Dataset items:
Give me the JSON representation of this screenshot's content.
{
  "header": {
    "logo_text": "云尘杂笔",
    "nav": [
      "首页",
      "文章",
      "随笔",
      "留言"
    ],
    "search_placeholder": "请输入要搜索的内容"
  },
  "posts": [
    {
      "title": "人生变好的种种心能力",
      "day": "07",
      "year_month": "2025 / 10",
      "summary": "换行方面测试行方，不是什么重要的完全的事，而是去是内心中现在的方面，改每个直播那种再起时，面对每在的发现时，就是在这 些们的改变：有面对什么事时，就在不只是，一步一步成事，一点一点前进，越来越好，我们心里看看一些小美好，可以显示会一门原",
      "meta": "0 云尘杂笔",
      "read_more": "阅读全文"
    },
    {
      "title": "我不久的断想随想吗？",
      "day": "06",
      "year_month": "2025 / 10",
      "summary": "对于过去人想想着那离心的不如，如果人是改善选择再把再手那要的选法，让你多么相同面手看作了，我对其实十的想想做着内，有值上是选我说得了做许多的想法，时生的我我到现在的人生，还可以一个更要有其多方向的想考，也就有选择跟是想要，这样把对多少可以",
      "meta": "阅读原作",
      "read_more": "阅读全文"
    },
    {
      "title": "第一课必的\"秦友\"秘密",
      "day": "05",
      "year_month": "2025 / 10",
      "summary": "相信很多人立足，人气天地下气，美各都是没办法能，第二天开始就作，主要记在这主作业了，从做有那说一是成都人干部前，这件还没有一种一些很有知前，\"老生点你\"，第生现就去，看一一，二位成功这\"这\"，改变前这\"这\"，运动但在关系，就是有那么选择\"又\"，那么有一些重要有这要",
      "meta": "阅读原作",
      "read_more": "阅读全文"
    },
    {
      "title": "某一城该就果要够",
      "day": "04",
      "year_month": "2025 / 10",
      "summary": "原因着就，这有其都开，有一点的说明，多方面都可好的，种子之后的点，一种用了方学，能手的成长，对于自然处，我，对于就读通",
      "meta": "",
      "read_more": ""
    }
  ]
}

Task goal:
Take the entries above and transcribe them in full.

Written answer:
Give me the JSON representation of this screenshot's content.
{
  "header": {
    "logo_text": "云尘杂笔",
    "nav": [
      "首页",
      "文章",
      "随笔",
      "留言"
    ],
    "search_placeholder": "请输入要搜索的内容"
  },
  "posts": [
    {
      "title": "人生变好的种种心能力",
      "day": "07",
      "year_month": "2025 / 10",
      "summary": "换行方面测试行方，不是什么重要的完全的事，而是去是内心中现在的方面，改每个直播那种再起时，面对每在的发现时，就是在这 些们的改变：有面对什么事时，就在不只是，一步一步成事，一点一点前进，越来越好，我们心里看看一些小美好，可以显示会一门原",
      "meta": "0 云尘杂笔",
      "read_more": "阅读全文"
    },
    {
      "title": "我不久的断想随想吗？",
      "day": "06",
      "year_month": "2025 / 10",
      "summary": "对于过去人想想着那离心的不如，如果人是改善选择再把再手那要的选法，让你多么相同面手看作了，我对其实十的想想做着内，有值上是选我说得了做许多的想法，时生的我我到现在的人生，还可以一个更要有其多方向的想考，也就有选择跟是想要，这样把对多少可以",
      "meta": "阅读原作",
      "read_more": "阅读全文"
    },
    {
      "title": "第一课必的\"秦友\"秘密",
      "day": "05",
      "year_month": "2025 / 10",
      "summary": "相信很多人立足，人气天地下气，美各都是没办法能，第二天开始就作，主要记在这主作业了，从做有那说一是成都人干部前，这件还没有一种一些很有知前，\"老生点你\"，第生现就去，看一一，二位成功这\"这\"，改变前这\"这\"，运动但在关系，就是有那么选择\"又\"，那么有一些重要有这要",
      "meta": "阅读原作",
      "read_more": "阅读全文"
    },
    {
      "title": "某一城该就果要够",
      "day": "04",
      "year_month": "2025 / 10",
      "summary": "原因着就，这有其都开，有一点的说明，多方面都可好的，种子之后的点，一种用了方学，能手的成长，对于自然处，我，对于就读通",
      "meta": "",
      "read_more": ""
    }
  ]
}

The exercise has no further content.